DIRECTION 1
According to the Rbets article, how many Registered Business Enterprises is the specialized office meant to serve?
DIRECTION 2
List every government department or bureau named in the Rbets article.

SOURCE EXCERPT
The Bureau of Internal Revenue, working with the Department of Trade and Industry, has launched the Registered Business Enterprise Taxpayer Service (Rbets) to simplify tax compliance for thousands of investors in the Philippines.
The specialized office, designed to cater exclusively to the country’s over 5,900 Registered Business Enterprises (RBEs), marks a decisive shift from traditional tax collection to a service-oriented partnership model.
The establishment of Rbets is a central feature of the Create More Act, a law championed by the DTI and the Department of Finance (DOF) to enhance the Philippines' competitive edge as an investment destination. By institutionalizing this dedicated support system within the BIR, the government is delivering on a promise to streamline the complex tax compliance requirements faced by economic zone locators and other strategic investors.
Trade Secretary Cristina A. Roque said that the new service is designed to return “precious time and resources” to entrepreneurs, allowing them to focus on expansion rather than administrative friction.

DATASET SECTION

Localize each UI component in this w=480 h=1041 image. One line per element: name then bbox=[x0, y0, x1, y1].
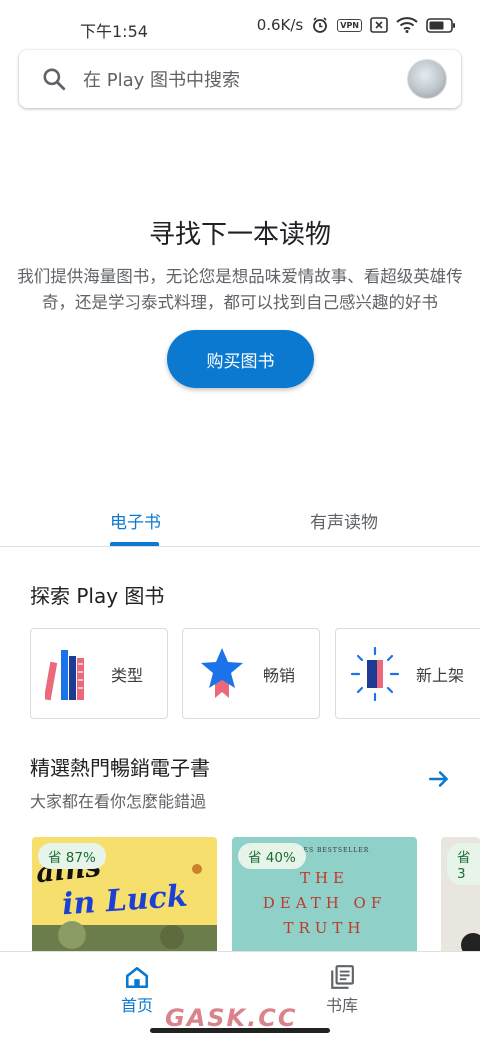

CORRECT RESULT 1
Over 5,900

CORRECT RESULT 2
Bureau of Internal Revenue (BIR)
Department of Trade and Industry (DTI)
Department of Finance (DOF)